▶ _GIVEN REQUEST_
Every record must appear in your copy exactly as written, with no pictures.

▶ _RECORDS SHOWN_
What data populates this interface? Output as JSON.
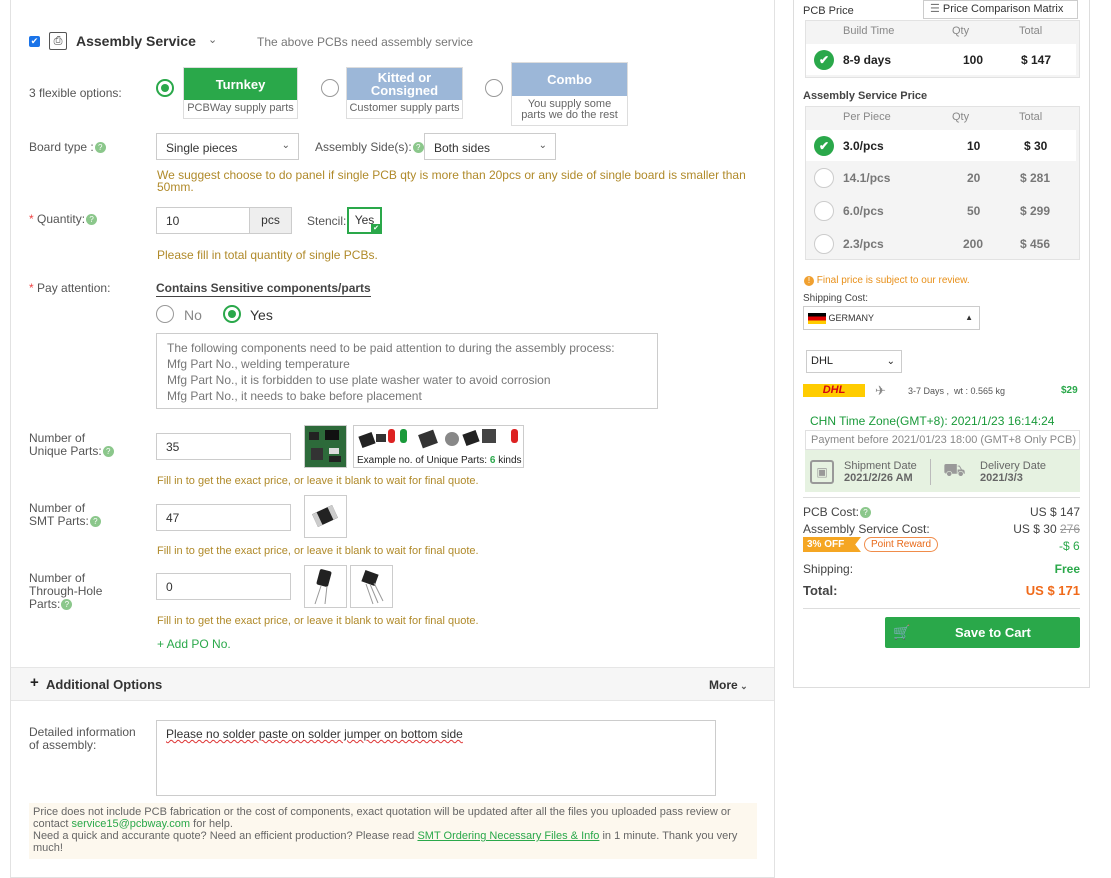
{
  "assembly": {
    "title": "Assembly Service",
    "note": "The above PCBs need assembly service",
    "options_label": "3 flexible options:",
    "options": [
      {
        "title": "Turnkey",
        "desc": "PCBWay supply parts",
        "color": "#2aa84a",
        "selected": true
      },
      {
        "title": "Kitted or Consigned",
        "desc": "Customer supply parts",
        "color": "#9cb7d8",
        "selected": false
      },
      {
        "title": "Combo",
        "desc": "You supply some parts we do the rest",
        "color": "#9cb7d8",
        "selected": false
      }
    ],
    "board_type_label": "Board type :",
    "board_type": "Single pieces",
    "assembly_side_label": "Assembly Side(s):",
    "assembly_side": "Both sides",
    "panel_warning": "We suggest choose to do panel if single PCB qty is more than 20pcs or any side of single board is smaller than 50mm.",
    "quantity_label": "Quantity:",
    "quantity": "10",
    "quantity_unit": "pcs",
    "stencil_label": "Stencil:",
    "stencil_value": "Yes",
    "quantity_hint": "Please fill in total quantity of single PCBs.",
    "pay_attention_label": "Pay attention:",
    "sensitive_title": "Contains Sensitive components/parts",
    "sensitive_no": "No",
    "sensitive_yes": "Yes",
    "sensitive_text": [
      "The following components need to be paid attention to during the assembly process:",
      "Mfg Part No., welding temperature",
      "Mfg Part No., it is forbidden to use plate washer water to avoid corrosion",
      "Mfg Part No., it needs to bake before placement"
    ],
    "unique_label_1": "Number of",
    "unique_label_2": "Unique Parts:",
    "unique_parts": "35",
    "unique_example_prefix": "Example no. of Unique Parts:",
    "unique_example_count": "6",
    "unique_example_suffix": "kinds",
    "smt_label_1": "Number of",
    "smt_label_2": "SMT Parts:",
    "smt_parts": "47",
    "th_label_1": "Number of",
    "th_label_2": "Through-Hole",
    "th_label_3": "Parts:",
    "th_parts": "0",
    "fill_hint": "Fill in to get the exact price, or leave it blank to wait for final quote.",
    "add_po": "+ Add PO No.",
    "additional_options": "Additional Options",
    "more": "More",
    "detail_label_1": "Detailed information",
    "detail_label_2": "of assembly:",
    "detail_text": "Please no solder paste on solder jumper on bottom side",
    "notice_1": "Price does not include PCB fabrication or the cost of components, exact quotation will be updated after all the files you uploaded pass review or",
    "notice_2a": "contact ",
    "notice_email": "service15@pcbway.com",
    "notice_2b": " for help.",
    "notice_3a": "Need a quick and accurante quote? Need an efficient production? Please read ",
    "notice_link": "SMT Ordering Necessary Files & Info",
    "notice_3b": " in 1 minute. Thank you very",
    "notice_4": "much!"
  },
  "sidebar": {
    "pcb_price_label": "PCB Price",
    "matrix_button": "Price Comparison Matrix",
    "pcb_headers": [
      "Build Time",
      "Qty",
      "Total"
    ],
    "pcb_row": {
      "build_time": "8-9 days",
      "qty": "100",
      "total": "$ 147"
    },
    "asm_price_label": "Assembly Service Price",
    "asm_headers": [
      "Per Piece",
      "Qty",
      "Total"
    ],
    "asm_rows": [
      {
        "per_piece": "3.0/pcs",
        "qty": "10",
        "total": "$ 30",
        "selected": true
      },
      {
        "per_piece": "14.1/pcs",
        "qty": "20",
        "total": "$ 281",
        "selected": false
      },
      {
        "per_piece": "6.0/pcs",
        "qty": "50",
        "total": "$ 299",
        "selected": false
      },
      {
        "per_piece": "2.3/pcs",
        "qty": "200",
        "total": "$ 456",
        "selected": false
      }
    ],
    "review_note": "Final price is subject to our review.",
    "shipping_cost_label": "Shipping Cost:",
    "country": "GERMANY",
    "carrier": "DHL",
    "carrier_logo": "DHL",
    "ship_days": "3-7 Days ,",
    "ship_wt": "wt : 0.565 kg",
    "ship_price": "$29",
    "timezone": "CHN Time Zone(GMT+8): 2021/1/23 16:14:24",
    "payment_before": "Payment before 2021/01/23 18:00 (GMT+8 Only PCB)",
    "shipment_label": "Shipment Date",
    "shipment_date": "2021/2/26 AM",
    "delivery_label": "Delivery Date",
    "delivery_date": "2021/3/3",
    "pcb_cost_label": "PCB Cost:",
    "pcb_cost": "US $ 147",
    "asm_cost_label": "Assembly Service Cost:",
    "asm_cost": "US $ 30",
    "asm_cost_old": "276",
    "discount_badge": "3% OFF",
    "point_reward": "Point Reward",
    "discount_value": "-$ 6",
    "shipping_label": "Shipping:",
    "shipping_value": "Free",
    "total_label": "Total:",
    "total_value": "US $ 171",
    "save_cart": "Save to Cart"
  }
}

▶ _TASK ANSWER_
What data populates this interface? Output as JSON.
{
  "assembly": {
    "title": "Assembly Service",
    "note": "The above PCBs need assembly service",
    "options_label": "3 flexible options:",
    "options": [
      {
        "title": "Turnkey",
        "desc": "PCBWay supply parts",
        "color": "#2aa84a",
        "selected": true
      },
      {
        "title": "Kitted or Consigned",
        "desc": "Customer supply parts",
        "color": "#9cb7d8",
        "selected": false
      },
      {
        "title": "Combo",
        "desc": "You supply some parts we do the rest",
        "color": "#9cb7d8",
        "selected": false
      }
    ],
    "board_type_label": "Board type :",
    "board_type": "Single pieces",
    "assembly_side_label": "Assembly Side(s):",
    "assembly_side": "Both sides",
    "panel_warning": "We suggest choose to do panel if single PCB qty is more than 20pcs or any side of single board is smaller than 50mm.",
    "quantity_label": "Quantity:",
    "quantity": "10",
    "quantity_unit": "pcs",
    "stencil_label": "Stencil:",
    "stencil_value": "Yes",
    "quantity_hint": "Please fill in total quantity of single PCBs.",
    "pay_attention_label": "Pay attention:",
    "sensitive_title": "Contains Sensitive components/parts",
    "sensitive_no": "No",
    "sensitive_yes": "Yes",
    "sensitive_text": [
      "The following components need to be paid attention to during the assembly process:",
      "Mfg Part No., welding temperature",
      "Mfg Part No., it is forbidden to use plate washer water to avoid corrosion",
      "Mfg Part No., it needs to bake before placement"
    ],
    "unique_label_1": "Number of",
    "unique_label_2": "Unique Parts:",
    "unique_parts": "35",
    "unique_example_prefix": "Example no. of Unique Parts:",
    "unique_example_count": "6",
    "unique_example_suffix": "kinds",
    "smt_label_1": "Number of",
    "smt_label_2": "SMT Parts:",
    "smt_parts": "47",
    "th_label_1": "Number of",
    "th_label_2": "Through-Hole",
    "th_label_3": "Parts:",
    "th_parts": "0",
    "fill_hint": "Fill in to get the exact price, or leave it blank to wait for final quote.",
    "add_po": "+ Add PO No.",
    "additional_options": "Additional Options",
    "more": "More",
    "detail_label_1": "Detailed information",
    "detail_label_2": "of assembly:",
    "detail_text": "Please no solder paste on solder jumper on bottom side",
    "notice_1": "Price does not include PCB fabrication or the cost of components, exact quotation will be updated after all the files you uploaded pass review or",
    "notice_2a": "contact ",
    "notice_email": "service15@pcbway.com",
    "notice_2b": " for help.",
    "notice_3a": "Need a quick and accurante quote? Need an efficient production? Please read ",
    "notice_link": "SMT Ordering Necessary Files & Info",
    "notice_3b": " in 1 minute. Thank you very",
    "notice_4": "much!"
  },
  "sidebar": {
    "pcb_price_label": "PCB Price",
    "matrix_button": "Price Comparison Matrix",
    "pcb_headers": [
      "Build Time",
      "Qty",
      "Total"
    ],
    "pcb_row": {
      "build_time": "8-9 days",
      "qty": "100",
      "total": "$ 147"
    },
    "asm_price_label": "Assembly Service Price",
    "asm_headers": [
      "Per Piece",
      "Qty",
      "Total"
    ],
    "asm_rows": [
      {
        "per_piece": "3.0/pcs",
        "qty": "10",
        "total": "$ 30",
        "selected": true
      },
      {
        "per_piece": "14.1/pcs",
        "qty": "20",
        "total": "$ 281",
        "selected": false
      },
      {
        "per_piece": "6.0/pcs",
        "qty": "50",
        "total": "$ 299",
        "selected": false
      },
      {
        "per_piece": "2.3/pcs",
        "qty": "200",
        "total": "$ 456",
        "selected": false
      }
    ],
    "review_note": "Final price is subject to our review.",
    "shipping_cost_label": "Shipping Cost:",
    "country": "GERMANY",
    "carrier": "DHL",
    "carrier_logo": "DHL",
    "ship_days": "3-7 Days ,",
    "ship_wt": "wt : 0.565 kg",
    "ship_price": "$29",
    "timezone": "CHN Time Zone(GMT+8): 2021/1/23 16:14:24",
    "payment_before": "Payment before 2021/01/23 18:00 (GMT+8 Only PCB)",
    "shipment_label": "Shipment Date",
    "shipment_date": "2021/2/26 AM",
    "delivery_label": "Delivery Date",
    "delivery_date": "2021/3/3",
    "pcb_cost_label": "PCB Cost:",
    "pcb_cost": "US $ 147",
    "asm_cost_label": "Assembly Service Cost:",
    "asm_cost": "US $ 30",
    "asm_cost_old": "276",
    "discount_badge": "3% OFF",
    "point_reward": "Point Reward",
    "discount_value": "-$ 6",
    "shipping_label": "Shipping:",
    "shipping_value": "Free",
    "total_label": "Total:",
    "total_value": "US $ 171",
    "save_cart": "Save to Cart"
  }
}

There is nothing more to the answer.